Scan the lines below; pull out those with "into".

──────── Records for processing ────────

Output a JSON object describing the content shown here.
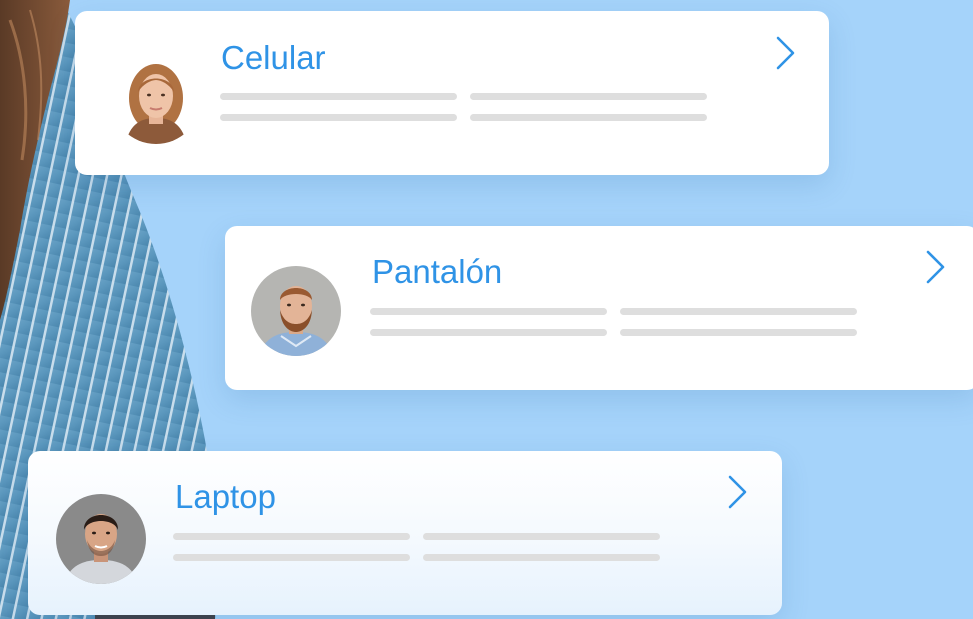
{
  "theme": {
    "background": "#a5d3fa",
    "accent": "#2f93e6",
    "placeholder_line": "#dedede"
  },
  "cards": [
    {
      "title": "Celular",
      "avatar": "woman-portrait",
      "action_icon": "chevron-right-icon"
    },
    {
      "title": "Pantalón",
      "avatar": "bearded-man-portrait",
      "action_icon": "chevron-right-icon"
    },
    {
      "title": "Laptop",
      "avatar": "young-man-portrait",
      "action_icon": "chevron-right-icon"
    }
  ]
}
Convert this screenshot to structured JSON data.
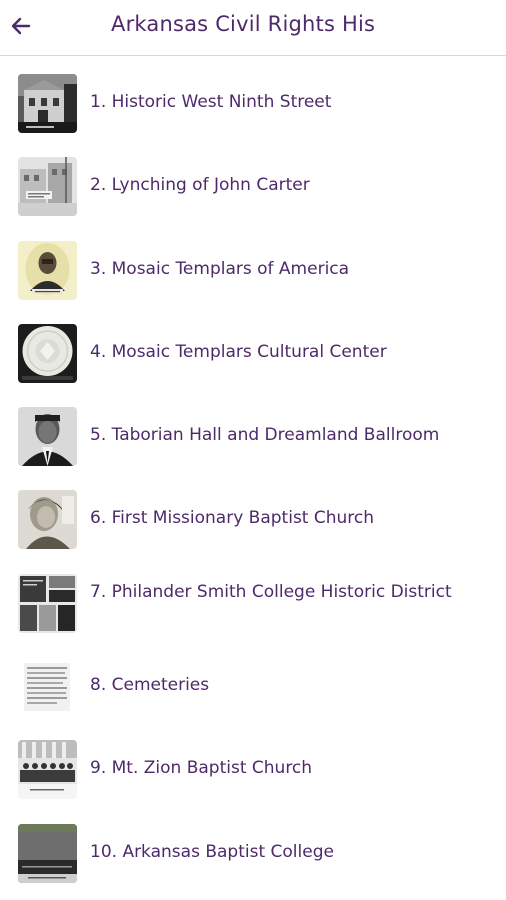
{
  "header": {
    "title": "Arkansas Civil Rights His",
    "back_icon": "arrow-left-icon"
  },
  "colors": {
    "accent": "#4e2a6a",
    "divider": "#d6d6d6",
    "background": "#ffffff"
  },
  "items": [
    {
      "label": "1. Historic West Ninth Street",
      "icon": "historic-building-photo"
    },
    {
      "label": "2. Lynching of John Carter",
      "icon": "street-photo"
    },
    {
      "label": "3. Mosaic Templars of America",
      "icon": "portrait-photo"
    },
    {
      "label": "4. Mosaic Templars Cultural Center",
      "icon": "seal-photo"
    },
    {
      "label": "5. Taborian Hall and Dreamland Ballroom",
      "icon": "portrait-photo"
    },
    {
      "label": "6. First Missionary Baptist Church",
      "icon": "portrait-photo"
    },
    {
      "label": "7. Philander Smith College Historic District",
      "icon": "newspaper-photo"
    },
    {
      "label": "8. Cemeteries",
      "icon": "document-photo"
    },
    {
      "label": "9. Mt. Zion Baptist Church",
      "icon": "group-photo"
    },
    {
      "label": "10. Arkansas Baptist College",
      "icon": "building-photo"
    }
  ]
}
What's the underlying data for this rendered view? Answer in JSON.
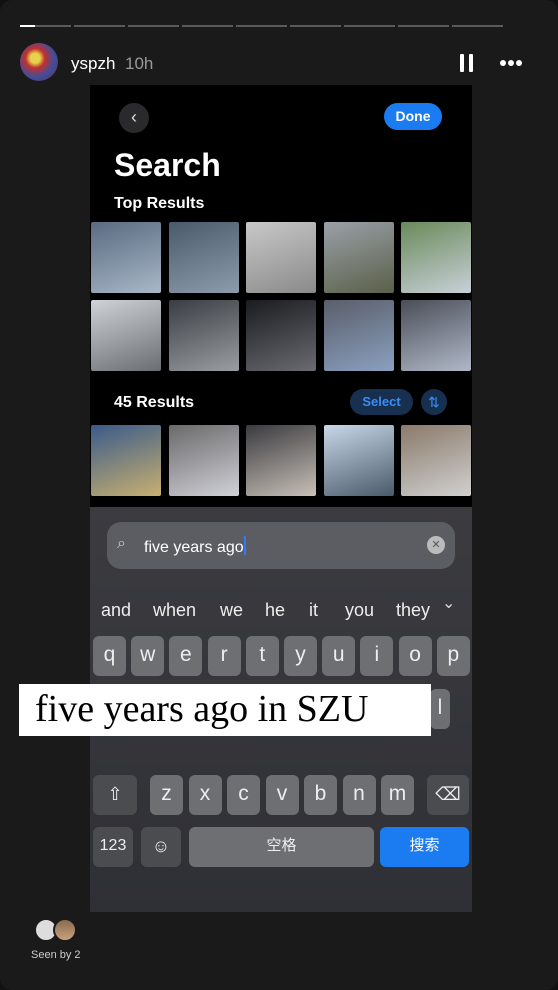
{
  "story": {
    "progress_segments": 9,
    "active_segment_progress": 0.3,
    "username": "yspzh",
    "time_ago": "10h",
    "pause_icon": "pause-icon",
    "more_icon": "more-icon",
    "caption": "five years ago in SZU",
    "seen_by": "Seen by 2"
  },
  "photos_app": {
    "back_icon": "chevron-left-icon",
    "done_label": "Done",
    "title": "Search",
    "top_results_label": "Top Results",
    "results_count_label": "45 Results",
    "select_label": "Select",
    "sort_icon": "sort-arrows-icon",
    "search_value": "five years ago",
    "accent": "#1a7cf0"
  },
  "keyboard": {
    "suggestions": [
      "and",
      "when",
      "we",
      "he",
      "it",
      "you",
      "they"
    ],
    "row1": [
      "q",
      "w",
      "e",
      "r",
      "t",
      "y",
      "u",
      "i",
      "o",
      "p"
    ],
    "row2_visible": [
      "l"
    ],
    "row3": [
      "z",
      "x",
      "c",
      "v",
      "b",
      "n",
      "m"
    ],
    "numbers_label": "123",
    "space_label": "空格",
    "search_label": "搜索"
  }
}
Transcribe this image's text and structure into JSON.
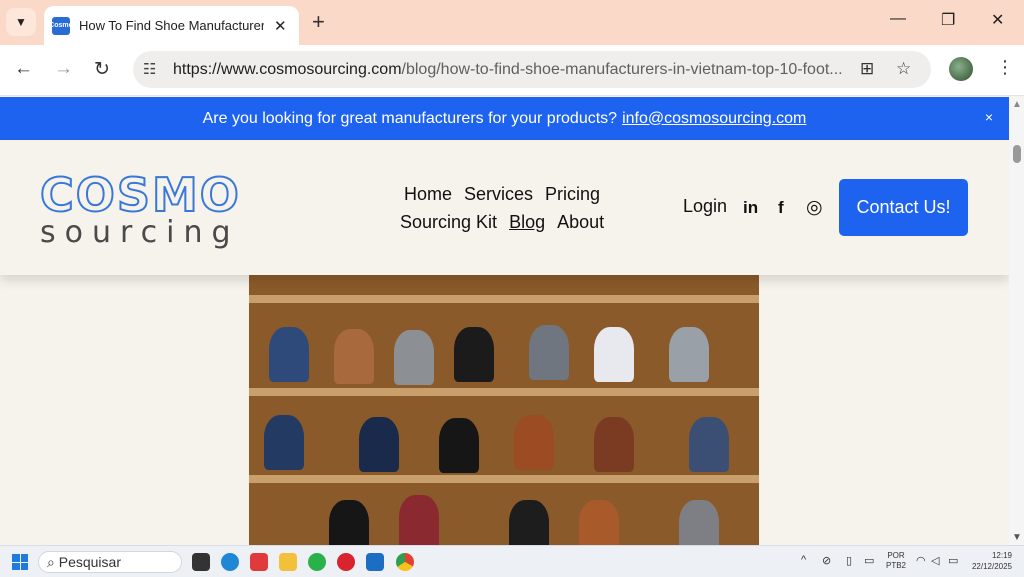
{
  "browser": {
    "tab_title": "How To Find Shoe Manufacturers i",
    "favicon_text": "Cosmo",
    "url_host": "https://www.cosmosourcing.com",
    "url_path": "/blog/how-to-find-shoe-manufacturers-in-vietnam-top-10-foot..."
  },
  "site": {
    "announcement_text": "Are you looking for great manufacturers for your products?",
    "announcement_email": "info@cosmosourcing.com",
    "announcement_close": "×",
    "logo_top": "COSMO",
    "logo_bottom": "sourcing",
    "nav": [
      "Home",
      "Services",
      "Pricing",
      "Sourcing Kit",
      "Blog",
      "About"
    ],
    "login": "Login",
    "social": [
      "in",
      "f",
      "◎"
    ],
    "contact_label": "Contact Us!",
    "brand_color": "#1e63f0"
  },
  "taskbar": {
    "search_placeholder": "Pesquisar",
    "lang_line1": "POR",
    "lang_line2": "PTB2",
    "time": "12:19",
    "date": "22/12/2025"
  }
}
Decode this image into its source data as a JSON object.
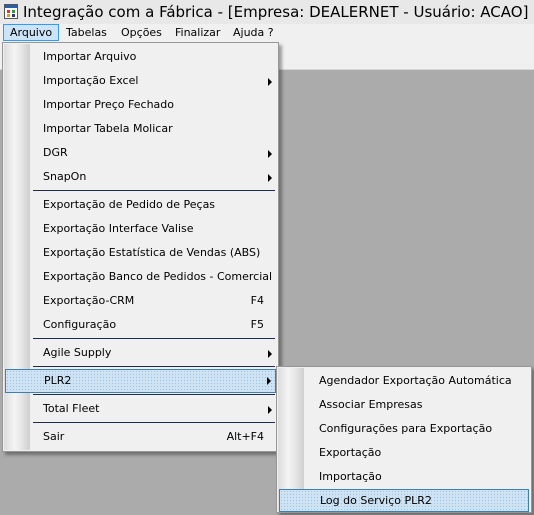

────────

Solution:
Transcribe this image's text and structure into JSON.
Decode this image into its source data as a JSON object.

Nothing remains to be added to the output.